* **DIRECTIVE**:
Your task is to reproduce the entries below word for word.

<<<<

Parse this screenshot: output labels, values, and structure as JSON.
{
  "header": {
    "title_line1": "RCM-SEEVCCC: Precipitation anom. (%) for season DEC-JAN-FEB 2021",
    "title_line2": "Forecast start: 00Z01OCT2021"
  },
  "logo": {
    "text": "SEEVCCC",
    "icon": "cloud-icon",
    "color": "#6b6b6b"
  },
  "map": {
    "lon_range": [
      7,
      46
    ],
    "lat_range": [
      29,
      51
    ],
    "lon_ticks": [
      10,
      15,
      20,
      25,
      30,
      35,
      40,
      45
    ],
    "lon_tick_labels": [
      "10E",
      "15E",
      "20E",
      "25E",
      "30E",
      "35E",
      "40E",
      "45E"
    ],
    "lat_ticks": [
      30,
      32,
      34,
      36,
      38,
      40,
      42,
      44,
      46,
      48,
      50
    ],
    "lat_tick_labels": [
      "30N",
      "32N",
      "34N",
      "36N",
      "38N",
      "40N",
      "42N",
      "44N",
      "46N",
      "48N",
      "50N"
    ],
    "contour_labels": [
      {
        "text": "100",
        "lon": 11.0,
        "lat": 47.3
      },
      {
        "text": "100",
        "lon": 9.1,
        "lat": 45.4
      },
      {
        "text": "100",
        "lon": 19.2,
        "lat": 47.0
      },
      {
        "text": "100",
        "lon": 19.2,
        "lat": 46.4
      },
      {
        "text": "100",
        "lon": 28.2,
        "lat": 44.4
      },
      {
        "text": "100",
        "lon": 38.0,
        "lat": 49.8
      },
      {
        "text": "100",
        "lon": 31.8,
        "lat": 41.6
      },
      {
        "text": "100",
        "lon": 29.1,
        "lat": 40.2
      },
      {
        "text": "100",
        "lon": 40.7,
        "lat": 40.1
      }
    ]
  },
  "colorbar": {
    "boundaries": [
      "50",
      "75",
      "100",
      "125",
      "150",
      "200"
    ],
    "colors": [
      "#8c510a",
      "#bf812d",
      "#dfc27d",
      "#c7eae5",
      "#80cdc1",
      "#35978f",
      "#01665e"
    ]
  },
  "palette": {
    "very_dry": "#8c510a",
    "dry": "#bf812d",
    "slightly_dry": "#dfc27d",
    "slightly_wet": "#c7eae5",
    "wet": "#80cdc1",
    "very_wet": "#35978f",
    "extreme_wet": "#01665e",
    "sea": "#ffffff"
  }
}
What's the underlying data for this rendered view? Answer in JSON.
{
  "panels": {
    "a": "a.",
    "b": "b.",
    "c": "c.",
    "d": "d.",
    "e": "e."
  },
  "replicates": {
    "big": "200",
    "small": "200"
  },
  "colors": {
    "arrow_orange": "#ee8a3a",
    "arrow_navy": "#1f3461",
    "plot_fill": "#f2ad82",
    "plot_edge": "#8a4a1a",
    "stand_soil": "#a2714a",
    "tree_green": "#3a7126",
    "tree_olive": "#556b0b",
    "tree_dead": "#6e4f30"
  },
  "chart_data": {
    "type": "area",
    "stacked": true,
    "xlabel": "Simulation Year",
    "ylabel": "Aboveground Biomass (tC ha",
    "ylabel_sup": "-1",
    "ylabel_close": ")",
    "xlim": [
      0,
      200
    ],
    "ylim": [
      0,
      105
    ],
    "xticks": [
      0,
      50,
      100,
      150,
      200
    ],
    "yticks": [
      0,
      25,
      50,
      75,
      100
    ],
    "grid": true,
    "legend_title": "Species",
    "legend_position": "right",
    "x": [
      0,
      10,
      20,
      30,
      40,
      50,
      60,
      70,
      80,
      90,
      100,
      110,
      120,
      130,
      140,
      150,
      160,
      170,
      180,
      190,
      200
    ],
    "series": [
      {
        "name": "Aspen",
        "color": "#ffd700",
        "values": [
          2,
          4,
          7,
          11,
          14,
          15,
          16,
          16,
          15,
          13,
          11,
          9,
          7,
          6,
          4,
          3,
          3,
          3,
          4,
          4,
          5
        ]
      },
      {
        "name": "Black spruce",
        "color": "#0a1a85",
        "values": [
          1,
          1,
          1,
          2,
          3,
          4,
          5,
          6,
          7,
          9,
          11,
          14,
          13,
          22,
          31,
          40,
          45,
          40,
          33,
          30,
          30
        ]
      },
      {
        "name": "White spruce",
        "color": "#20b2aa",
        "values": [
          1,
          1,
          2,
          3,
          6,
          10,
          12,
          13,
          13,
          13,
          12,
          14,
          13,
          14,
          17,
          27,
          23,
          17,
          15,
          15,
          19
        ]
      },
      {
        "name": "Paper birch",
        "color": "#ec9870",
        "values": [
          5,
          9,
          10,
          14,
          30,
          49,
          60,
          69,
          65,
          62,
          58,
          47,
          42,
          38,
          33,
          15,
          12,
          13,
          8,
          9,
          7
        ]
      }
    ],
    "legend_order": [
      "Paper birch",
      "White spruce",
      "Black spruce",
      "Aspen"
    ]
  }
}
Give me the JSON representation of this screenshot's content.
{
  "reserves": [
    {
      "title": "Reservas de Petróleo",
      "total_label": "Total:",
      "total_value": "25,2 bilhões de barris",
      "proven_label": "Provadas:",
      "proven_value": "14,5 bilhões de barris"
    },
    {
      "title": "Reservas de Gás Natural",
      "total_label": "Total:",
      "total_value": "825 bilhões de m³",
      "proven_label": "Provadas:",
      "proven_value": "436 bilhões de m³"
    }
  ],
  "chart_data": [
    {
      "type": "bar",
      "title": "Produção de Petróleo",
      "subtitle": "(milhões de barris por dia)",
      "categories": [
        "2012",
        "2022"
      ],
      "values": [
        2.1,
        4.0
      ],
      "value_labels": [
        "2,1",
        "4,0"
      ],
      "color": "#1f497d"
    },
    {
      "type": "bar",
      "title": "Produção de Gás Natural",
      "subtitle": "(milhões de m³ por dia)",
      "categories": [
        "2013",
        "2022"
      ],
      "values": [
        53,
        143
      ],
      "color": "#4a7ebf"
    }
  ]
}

>>>>

* **THE COMPLETED TASK**:
Parse this screenshot: output labels, values, and structure as JSON.
{
  "header": {
    "title_line1": "RCM-SEEVCCC: Precipitation anom. (%) for season DEC-JAN-FEB 2021",
    "title_line2": "Forecast start: 00Z01OCT2021"
  },
  "logo": {
    "text": "SEEVCCC",
    "icon": "cloud-icon",
    "color": "#6b6b6b"
  },
  "map": {
    "lon_range": [
      7,
      46
    ],
    "lat_range": [
      29,
      51
    ],
    "lon_ticks": [
      10,
      15,
      20,
      25,
      30,
      35,
      40,
      45
    ],
    "lon_tick_labels": [
      "10E",
      "15E",
      "20E",
      "25E",
      "30E",
      "35E",
      "40E",
      "45E"
    ],
    "lat_ticks": [
      30,
      32,
      34,
      36,
      38,
      40,
      42,
      44,
      46,
      48,
      50
    ],
    "lat_tick_labels": [
      "30N",
      "32N",
      "34N",
      "36N",
      "38N",
      "40N",
      "42N",
      "44N",
      "46N",
      "48N",
      "50N"
    ],
    "contour_labels": [
      {
        "text": "100",
        "lon": 11.0,
        "lat": 47.3
      },
      {
        "text": "100",
        "lon": 9.1,
        "lat": 45.4
      },
      {
        "text": "100",
        "lon": 19.2,
        "lat": 47.0
      },
      {
        "text": "100",
        "lon": 19.2,
        "lat": 46.4
      },
      {
        "text": "100",
        "lon": 28.2,
        "lat": 44.4
      },
      {
        "text": "100",
        "lon": 38.0,
        "lat": 49.8
      },
      {
        "text": "100",
        "lon": 31.8,
        "lat": 41.6
      },
      {
        "text": "100",
        "lon": 29.1,
        "lat": 40.2
      },
      {
        "text": "100",
        "lon": 40.7,
        "lat": 40.1
      }
    ]
  },
  "colorbar": {
    "boundaries": [
      "50",
      "75",
      "100",
      "125",
      "150",
      "200"
    ],
    "colors": [
      "#8c510a",
      "#bf812d",
      "#dfc27d",
      "#c7eae5",
      "#80cdc1",
      "#35978f",
      "#01665e"
    ]
  },
  "palette": {
    "very_dry": "#8c510a",
    "dry": "#bf812d",
    "slightly_dry": "#dfc27d",
    "slightly_wet": "#c7eae5",
    "wet": "#80cdc1",
    "very_wet": "#35978f",
    "extreme_wet": "#01665e",
    "sea": "#ffffff"
  }
}
What's the underlying data for this rendered view? Answer in JSON.
{
  "panels": {
    "a": "a.",
    "b": "b.",
    "c": "c.",
    "d": "d.",
    "e": "e."
  },
  "replicates": {
    "big": "200",
    "small": "200"
  },
  "colors": {
    "arrow_orange": "#ee8a3a",
    "arrow_navy": "#1f3461",
    "plot_fill": "#f2ad82",
    "plot_edge": "#8a4a1a",
    "stand_soil": "#a2714a",
    "tree_green": "#3a7126",
    "tree_olive": "#556b0b",
    "tree_dead": "#6e4f30"
  },
  "chart_data": {
    "type": "area",
    "stacked": true,
    "xlabel": "Simulation Year",
    "ylabel": "Aboveground Biomass (tC ha",
    "ylabel_sup": "-1",
    "ylabel_close": ")",
    "xlim": [
      0,
      200
    ],
    "ylim": [
      0,
      105
    ],
    "xticks": [
      0,
      50,
      100,
      150,
      200
    ],
    "yticks": [
      0,
      25,
      50,
      75,
      100
    ],
    "grid": true,
    "legend_title": "Species",
    "legend_position": "right",
    "x": [
      0,
      10,
      20,
      30,
      40,
      50,
      60,
      70,
      80,
      90,
      100,
      110,
      120,
      130,
      140,
      150,
      160,
      170,
      180,
      190,
      200
    ],
    "series": [
      {
        "name": "Aspen",
        "color": "#ffd700",
        "values": [
          2,
          4,
          7,
          11,
          14,
          15,
          16,
          16,
          15,
          13,
          11,
          9,
          7,
          6,
          4,
          3,
          3,
          3,
          4,
          4,
          5
        ]
      },
      {
        "name": "Black spruce",
        "color": "#0a1a85",
        "values": [
          1,
          1,
          1,
          2,
          3,
          4,
          5,
          6,
          7,
          9,
          11,
          14,
          13,
          22,
          31,
          40,
          45,
          40,
          33,
          30,
          30
        ]
      },
      {
        "name": "White spruce",
        "color": "#20b2aa",
        "values": [
          1,
          1,
          2,
          3,
          6,
          10,
          12,
          13,
          13,
          13,
          12,
          14,
          13,
          14,
          17,
          27,
          23,
          17,
          15,
          15,
          19
        ]
      },
      {
        "name": "Paper birch",
        "color": "#ec9870",
        "values": [
          5,
          9,
          10,
          14,
          30,
          49,
          60,
          69,
          65,
          62,
          58,
          47,
          42,
          38,
          33,
          15,
          12,
          13,
          8,
          9,
          7
        ]
      }
    ],
    "legend_order": [
      "Paper birch",
      "White spruce",
      "Black spruce",
      "Aspen"
    ]
  }
}
Give me the JSON representation of this screenshot's content.
{
  "reserves": [
    {
      "title": "Reservas de Petróleo",
      "total_label": "Total:",
      "total_value": "25,2 bilhões de barris",
      "proven_label": "Provadas:",
      "proven_value": "14,5 bilhões de barris"
    },
    {
      "title": "Reservas de Gás Natural",
      "total_label": "Total:",
      "total_value": "825 bilhões de m³",
      "proven_label": "Provadas:",
      "proven_value": "436 bilhões de m³"
    }
  ],
  "chart_data": [
    {
      "type": "bar",
      "title": "Produção de Petróleo",
      "subtitle": "(milhões de barris por dia)",
      "categories": [
        "2012",
        "2022"
      ],
      "values": [
        2.1,
        4.0
      ],
      "value_labels": [
        "2,1",
        "4,0"
      ],
      "color": "#1f497d"
    },
    {
      "type": "bar",
      "title": "Produção de Gás Natural",
      "subtitle": "(milhões de m³ por dia)",
      "categories": [
        "2013",
        "2022"
      ],
      "values": [
        53,
        143
      ],
      "color": "#4a7ebf"
    }
  ]
}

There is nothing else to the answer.